Written problem – Pick out every line of the entries below where "jugerum" occurs, and copy those lines.

[Recorded data]
◇ ◇ ◇ ◇

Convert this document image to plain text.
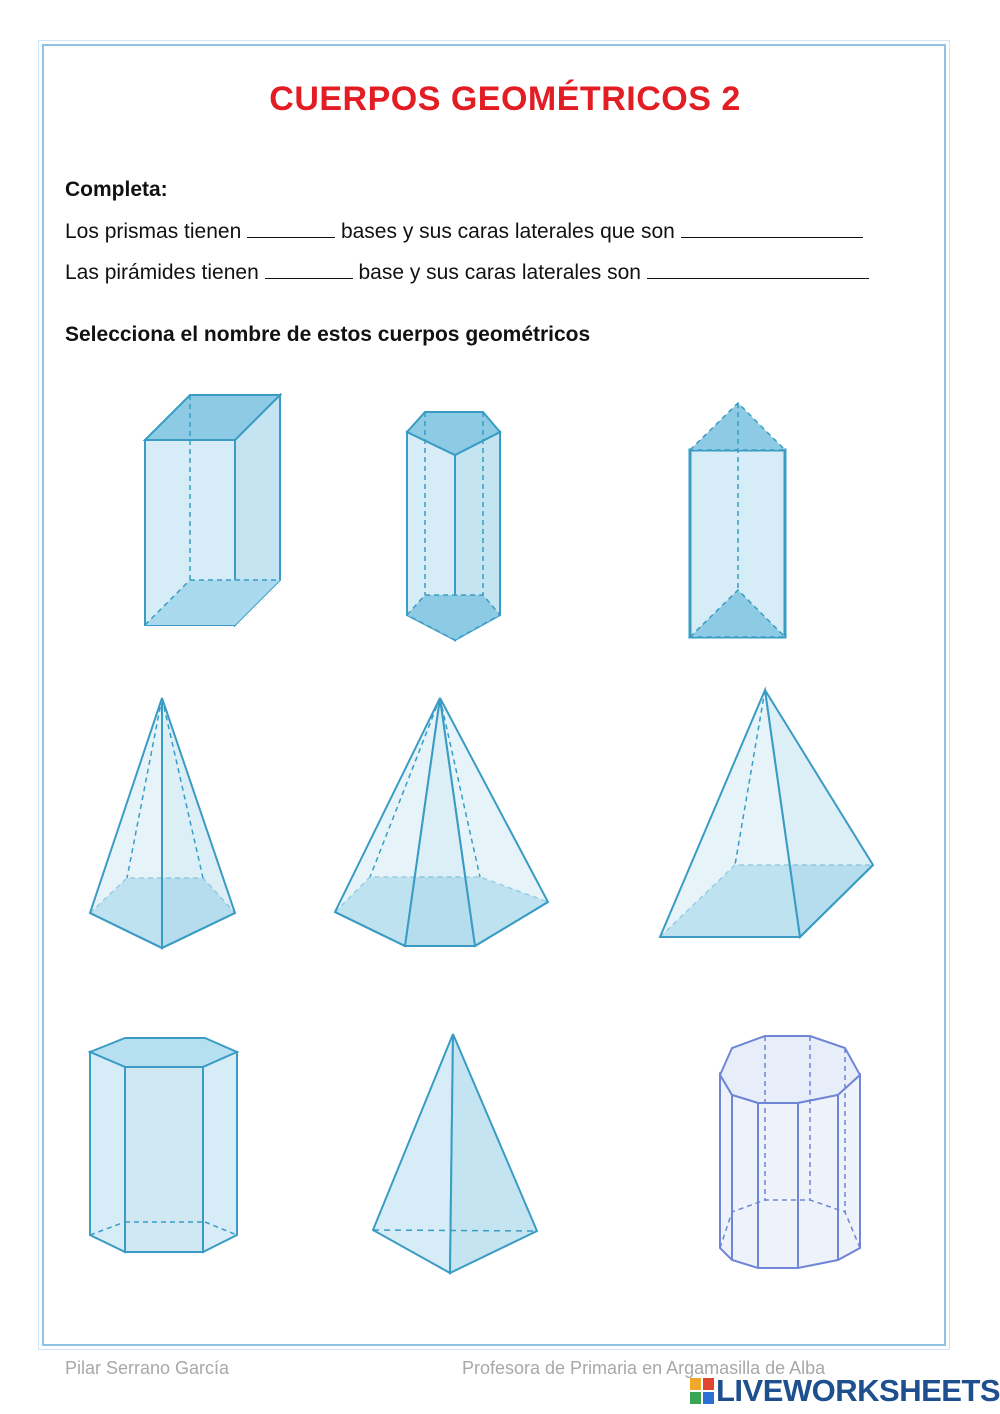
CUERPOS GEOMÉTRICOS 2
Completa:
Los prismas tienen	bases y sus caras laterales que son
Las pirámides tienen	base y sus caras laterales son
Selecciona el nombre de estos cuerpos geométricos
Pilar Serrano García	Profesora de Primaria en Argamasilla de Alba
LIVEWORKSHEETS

◇ ◇ ◇ ◇

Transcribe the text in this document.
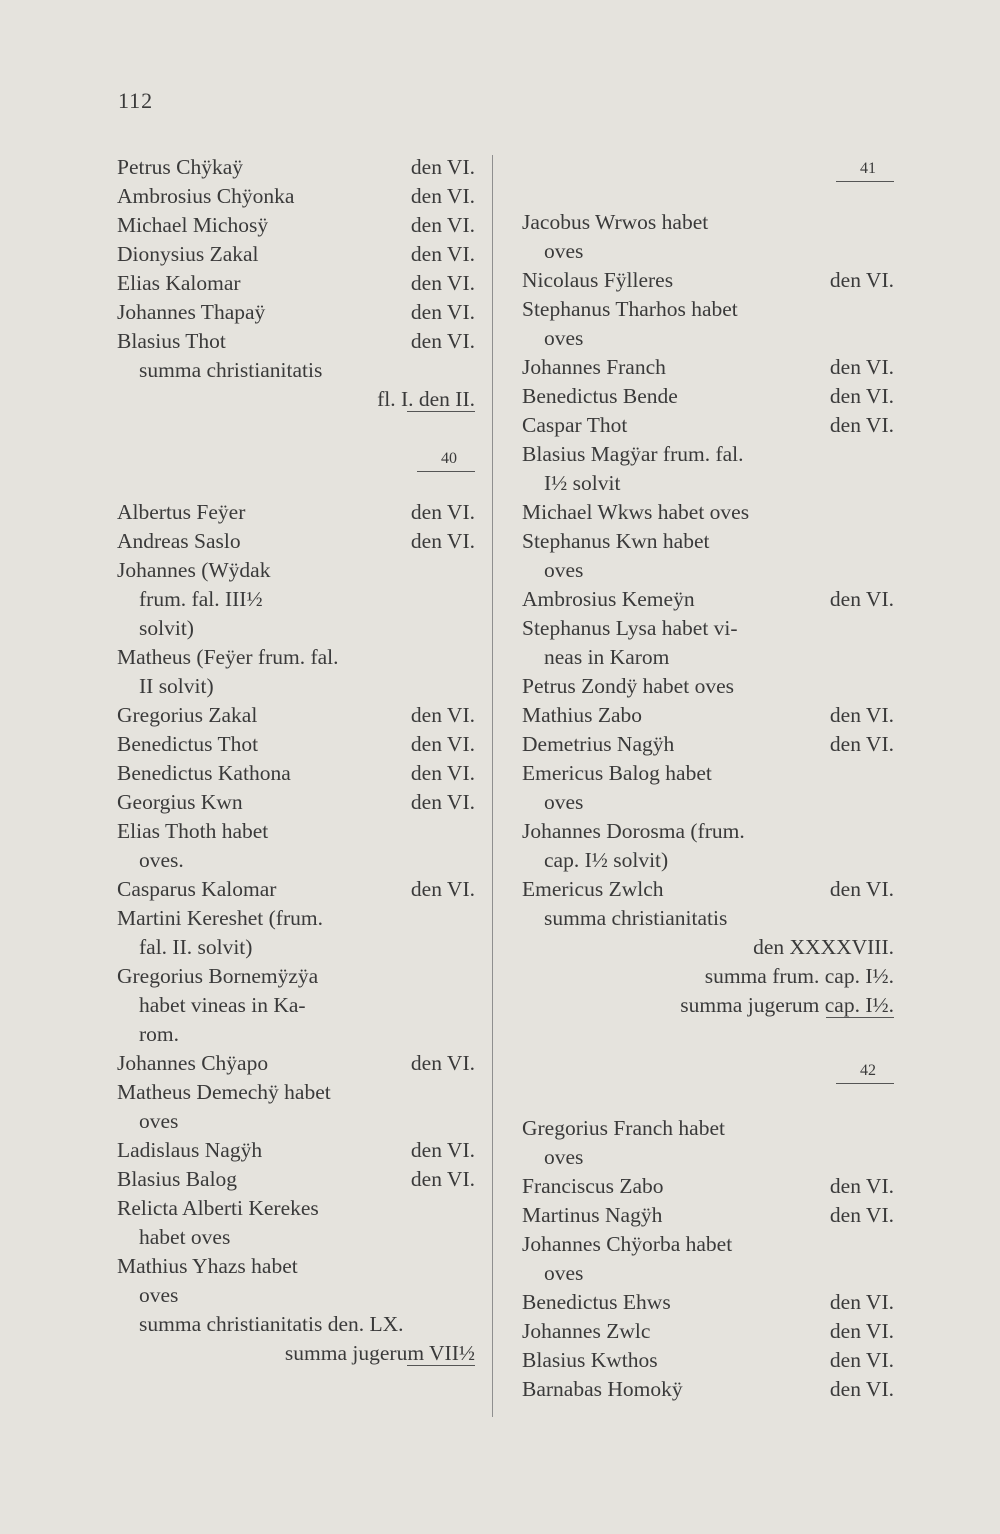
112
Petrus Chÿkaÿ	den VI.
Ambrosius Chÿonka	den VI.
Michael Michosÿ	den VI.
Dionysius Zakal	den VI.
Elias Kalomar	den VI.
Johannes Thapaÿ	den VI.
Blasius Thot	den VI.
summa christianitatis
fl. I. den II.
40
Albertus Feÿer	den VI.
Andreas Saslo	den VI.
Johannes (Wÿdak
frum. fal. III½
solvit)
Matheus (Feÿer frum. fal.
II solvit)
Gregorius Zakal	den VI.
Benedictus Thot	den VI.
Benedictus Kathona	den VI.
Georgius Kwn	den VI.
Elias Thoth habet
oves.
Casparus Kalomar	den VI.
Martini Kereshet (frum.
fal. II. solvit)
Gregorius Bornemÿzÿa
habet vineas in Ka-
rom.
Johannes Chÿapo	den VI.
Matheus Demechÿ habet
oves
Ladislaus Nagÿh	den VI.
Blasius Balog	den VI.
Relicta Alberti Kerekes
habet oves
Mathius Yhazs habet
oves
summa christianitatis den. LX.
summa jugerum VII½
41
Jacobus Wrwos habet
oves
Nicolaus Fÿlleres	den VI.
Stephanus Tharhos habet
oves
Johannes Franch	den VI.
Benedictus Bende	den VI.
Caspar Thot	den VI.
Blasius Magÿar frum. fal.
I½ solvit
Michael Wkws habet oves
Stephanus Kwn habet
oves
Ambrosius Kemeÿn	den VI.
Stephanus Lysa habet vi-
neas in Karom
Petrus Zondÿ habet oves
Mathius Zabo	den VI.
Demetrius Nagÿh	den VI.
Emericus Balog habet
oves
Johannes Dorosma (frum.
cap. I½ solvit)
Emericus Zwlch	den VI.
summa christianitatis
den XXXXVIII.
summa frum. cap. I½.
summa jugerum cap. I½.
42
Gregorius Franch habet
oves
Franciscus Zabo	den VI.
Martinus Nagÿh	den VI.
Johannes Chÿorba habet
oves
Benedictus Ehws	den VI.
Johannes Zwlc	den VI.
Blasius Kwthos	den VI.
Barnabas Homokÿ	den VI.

◇ ◇ ◇ ◇

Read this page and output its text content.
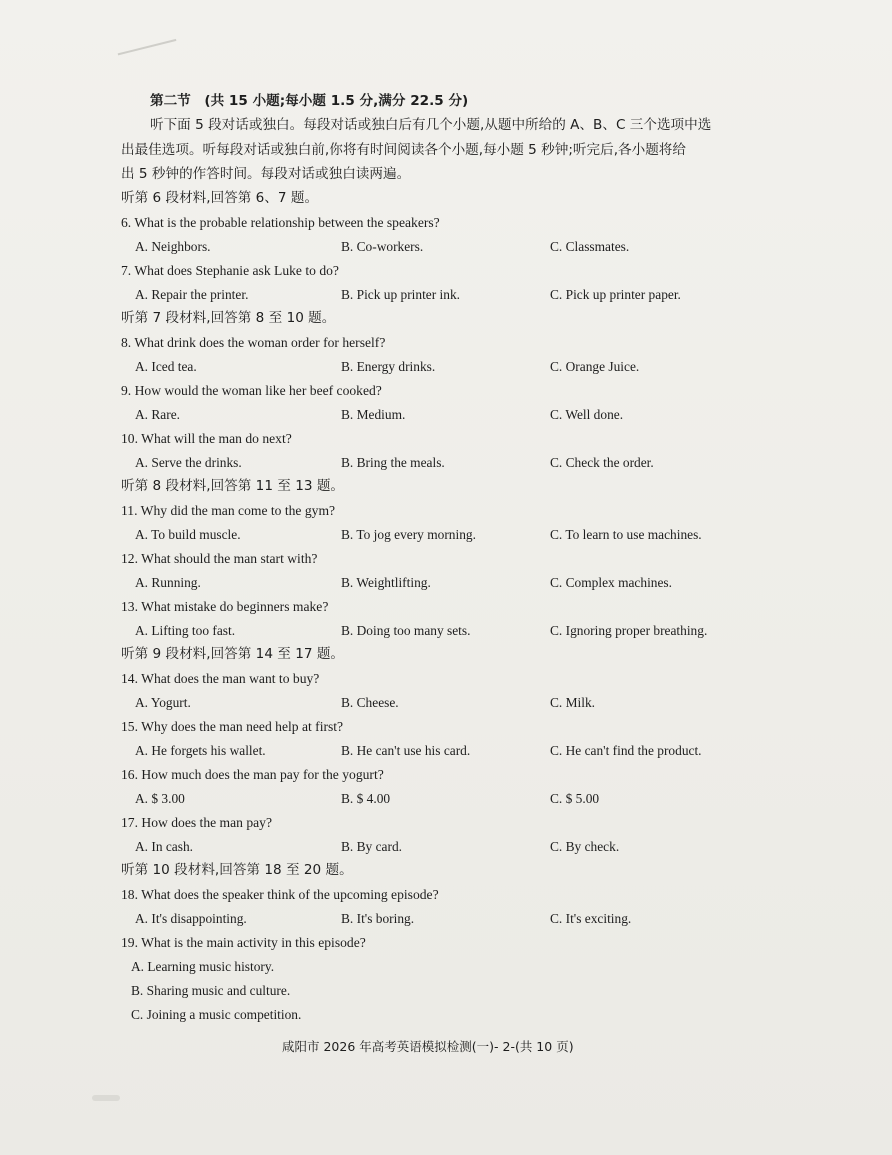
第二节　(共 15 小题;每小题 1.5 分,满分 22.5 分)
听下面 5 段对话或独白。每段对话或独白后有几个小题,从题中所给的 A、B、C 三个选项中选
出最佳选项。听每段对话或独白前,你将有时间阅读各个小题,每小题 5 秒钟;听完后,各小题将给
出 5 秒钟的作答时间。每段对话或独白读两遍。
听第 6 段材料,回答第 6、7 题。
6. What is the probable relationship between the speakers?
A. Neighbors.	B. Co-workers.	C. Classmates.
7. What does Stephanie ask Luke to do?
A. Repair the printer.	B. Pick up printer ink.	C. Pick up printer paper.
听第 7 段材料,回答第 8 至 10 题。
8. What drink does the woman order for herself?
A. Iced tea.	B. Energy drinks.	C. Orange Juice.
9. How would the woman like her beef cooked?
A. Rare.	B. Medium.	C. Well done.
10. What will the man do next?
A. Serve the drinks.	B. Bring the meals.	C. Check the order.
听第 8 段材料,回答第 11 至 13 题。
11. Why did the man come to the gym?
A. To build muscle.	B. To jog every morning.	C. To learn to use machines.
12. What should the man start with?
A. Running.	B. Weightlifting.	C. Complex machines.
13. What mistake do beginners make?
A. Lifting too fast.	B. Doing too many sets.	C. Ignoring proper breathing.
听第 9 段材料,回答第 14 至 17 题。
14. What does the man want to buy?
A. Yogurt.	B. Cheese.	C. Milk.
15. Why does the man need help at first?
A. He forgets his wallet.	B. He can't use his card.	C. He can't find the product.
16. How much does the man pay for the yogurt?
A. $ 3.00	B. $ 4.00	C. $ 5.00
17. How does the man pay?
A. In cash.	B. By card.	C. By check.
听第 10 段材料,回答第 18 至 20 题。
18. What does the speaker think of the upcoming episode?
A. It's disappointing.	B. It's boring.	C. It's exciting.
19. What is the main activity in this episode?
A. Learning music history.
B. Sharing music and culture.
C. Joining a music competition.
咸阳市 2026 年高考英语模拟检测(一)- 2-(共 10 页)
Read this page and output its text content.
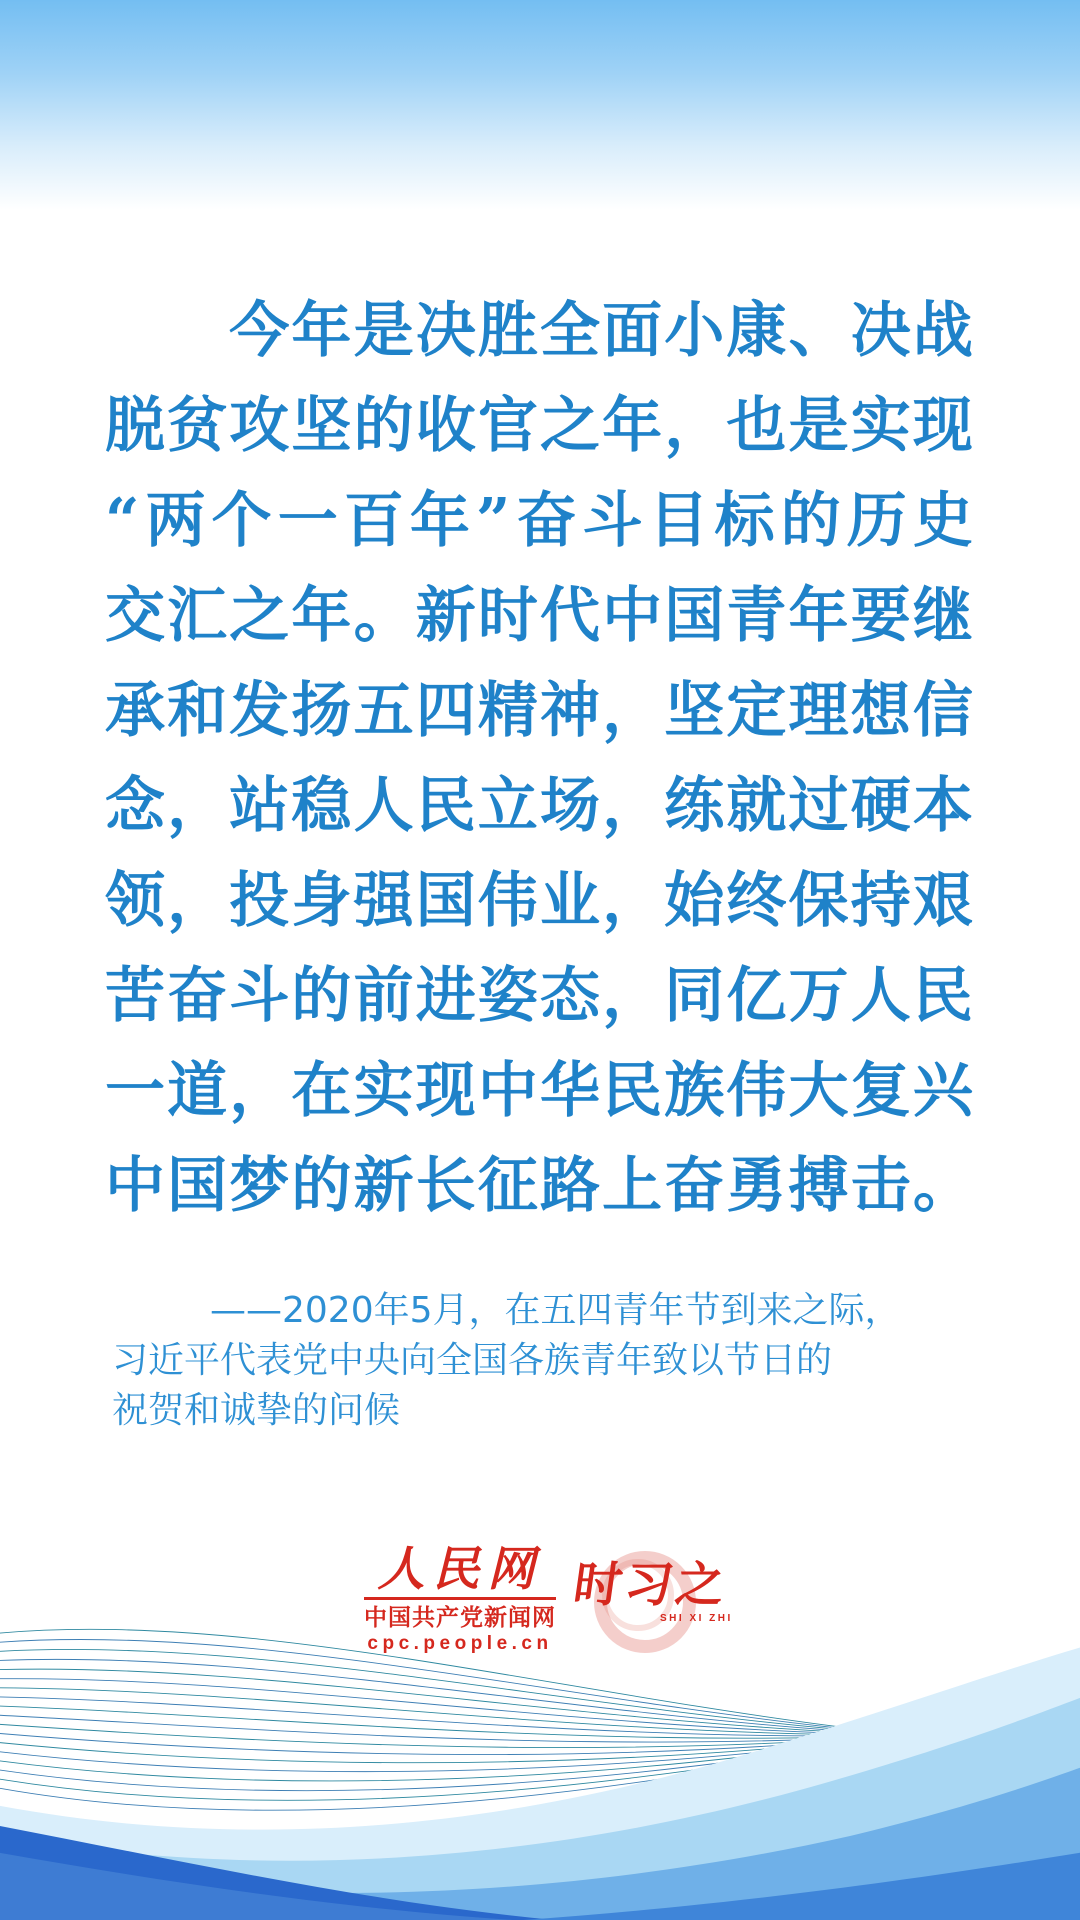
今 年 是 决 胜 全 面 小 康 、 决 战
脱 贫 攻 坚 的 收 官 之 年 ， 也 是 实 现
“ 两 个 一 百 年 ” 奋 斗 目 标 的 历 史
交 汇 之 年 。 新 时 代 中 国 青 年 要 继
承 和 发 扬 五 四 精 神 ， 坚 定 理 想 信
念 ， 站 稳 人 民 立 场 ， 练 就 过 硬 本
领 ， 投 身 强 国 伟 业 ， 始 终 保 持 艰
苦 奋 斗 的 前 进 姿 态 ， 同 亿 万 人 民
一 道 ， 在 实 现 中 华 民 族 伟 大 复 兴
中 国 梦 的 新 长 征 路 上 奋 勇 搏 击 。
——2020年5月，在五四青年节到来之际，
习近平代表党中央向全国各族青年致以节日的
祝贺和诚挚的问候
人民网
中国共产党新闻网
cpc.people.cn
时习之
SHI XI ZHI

◇ ◇ ◇ ◇

Solution for this task –
summa jugerum VII½
summa jugerum cap. I½.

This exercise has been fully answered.